>> start RECORD SET

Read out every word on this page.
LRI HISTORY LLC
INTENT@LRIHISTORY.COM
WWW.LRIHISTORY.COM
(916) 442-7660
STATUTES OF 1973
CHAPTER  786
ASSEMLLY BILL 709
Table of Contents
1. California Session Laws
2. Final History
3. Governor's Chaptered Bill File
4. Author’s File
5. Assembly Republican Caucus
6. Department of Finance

>> end RECORD SET

> [INSTRUCTIONS FOR THE TASK] Set down the material above again, word for word.

> [SOLUTION TO THE PROBLEM]
Read out every word on this page.
LRI HISTORY LLC
INTENT@LRIHISTORY.COM
WWW.LRIHISTORY.COM
(916) 442-7660
STATUTES OF 1973
CHAPTER  786
ASSEMLLY BILL 709
Table of Contents
1. California Session Laws
2. Final History
3. Governor's Chaptered Bill File
4. Author’s File
5. Assembly Republican Caucus
6. Department of Finance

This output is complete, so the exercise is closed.